#### [Stated task]
All of the records below should be output exactly.

─── Task data

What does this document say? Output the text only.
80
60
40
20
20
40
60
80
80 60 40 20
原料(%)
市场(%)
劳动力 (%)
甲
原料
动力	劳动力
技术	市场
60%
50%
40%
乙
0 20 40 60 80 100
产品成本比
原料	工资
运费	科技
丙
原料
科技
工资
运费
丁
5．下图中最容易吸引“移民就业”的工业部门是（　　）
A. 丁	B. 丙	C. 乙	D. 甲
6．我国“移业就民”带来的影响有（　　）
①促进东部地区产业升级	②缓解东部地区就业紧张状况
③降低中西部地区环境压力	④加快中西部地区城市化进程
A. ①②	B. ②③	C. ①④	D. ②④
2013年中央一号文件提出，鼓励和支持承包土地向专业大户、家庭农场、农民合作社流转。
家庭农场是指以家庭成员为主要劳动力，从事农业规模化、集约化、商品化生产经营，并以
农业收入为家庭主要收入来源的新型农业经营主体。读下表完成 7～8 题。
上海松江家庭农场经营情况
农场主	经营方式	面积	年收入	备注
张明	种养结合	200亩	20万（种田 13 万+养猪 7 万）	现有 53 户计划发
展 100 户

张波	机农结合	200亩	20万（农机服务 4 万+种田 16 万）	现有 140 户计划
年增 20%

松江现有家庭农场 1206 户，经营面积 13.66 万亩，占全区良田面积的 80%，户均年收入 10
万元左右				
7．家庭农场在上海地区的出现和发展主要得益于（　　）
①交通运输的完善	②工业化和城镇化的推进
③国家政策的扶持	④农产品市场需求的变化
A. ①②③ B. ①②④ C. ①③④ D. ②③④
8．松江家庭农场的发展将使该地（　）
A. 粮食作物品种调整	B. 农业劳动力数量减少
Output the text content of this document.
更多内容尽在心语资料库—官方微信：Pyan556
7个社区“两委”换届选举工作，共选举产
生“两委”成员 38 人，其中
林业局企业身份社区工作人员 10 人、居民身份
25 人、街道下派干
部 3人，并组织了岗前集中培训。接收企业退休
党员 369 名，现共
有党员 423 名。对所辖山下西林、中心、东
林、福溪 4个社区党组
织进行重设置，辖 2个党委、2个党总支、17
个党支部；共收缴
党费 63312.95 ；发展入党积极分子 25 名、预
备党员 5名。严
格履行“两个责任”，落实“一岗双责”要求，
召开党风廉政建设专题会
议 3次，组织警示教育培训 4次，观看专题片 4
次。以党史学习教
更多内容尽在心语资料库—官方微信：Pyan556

──────

#### [Worked answer]
What does this document say? Output the text only.
80
60
40
20
20
40
60
80
80 60 40 20
原料(%)
市场(%)
劳动力 (%)
甲
原料
动力	劳动力
技术	市场
60%
50%
40%
乙
0 20 40 60 80 100
产品成本比
原料	工资
运费	科技
丙
原料
科技
工资
运费
丁
5．下图中最容易吸引“移民就业”的工业部门是（　　）
A. 丁	B. 丙	C. 乙	D. 甲
6．我国“移业就民”带来的影响有（　　）
①促进东部地区产业升级	②缓解东部地区就业紧张状况
③降低中西部地区环境压力	④加快中西部地区城市化进程
A. ①②	B. ②③	C. ①④	D. ②④
2013年中央一号文件提出，鼓励和支持承包土地向专业大户、家庭农场、农民合作社流转。
家庭农场是指以家庭成员为主要劳动力，从事农业规模化、集约化、商品化生产经营，并以
农业收入为家庭主要收入来源的新型农业经营主体。读下表完成 7～8 题。
上海松江家庭农场经营情况
农场主	经营方式	面积	年收入	备注
张明	种养结合	200亩	20万（种田 13 万+养猪 7 万）	现有 53 户计划发
展 100 户

张波	机农结合	200亩	20万（农机服务 4 万+种田 16 万）	现有 140 户计划
年增 20%

松江现有家庭农场 1206 户，经营面积 13.66 万亩，占全区良田面积的 80%，户均年收入 10
万元左右				
7．家庭农场在上海地区的出现和发展主要得益于（　　）
①交通运输的完善	②工业化和城镇化的推进
③国家政策的扶持	④农产品市场需求的变化
A. ①②③ B. ①②④ C. ①③④ D. ②③④
8．松江家庭农场的发展将使该地（　）
A. 粮食作物品种调整	B. 农业劳动力数量减少
Output the text content of this document.
更多内容尽在心语资料库—官方微信：Pyan556
7个社区“两委”换届选举工作，共选举产
生“两委”成员 38 人，其中
林业局企业身份社区工作人员 10 人、居民身份
25 人、街道下派干
部 3人，并组织了岗前集中培训。接收企业退休
党员 369 名，现共
有党员 423 名。对所辖山下西林、中心、东
林、福溪 4个社区党组
织进行重设置，辖 2个党委、2个党总支、17
个党支部；共收缴
党费 63312.95 ；发展入党积极分子 25 名、预
备党员 5名。严
格履行“两个责任”，落实“一岗双责”要求，
召开党风廉政建设专题会
议 3次，组织警示教育培训 4次，观看专题片 4
次。以党史学习教
更多内容尽在心语资料库—官方微信：Pyan556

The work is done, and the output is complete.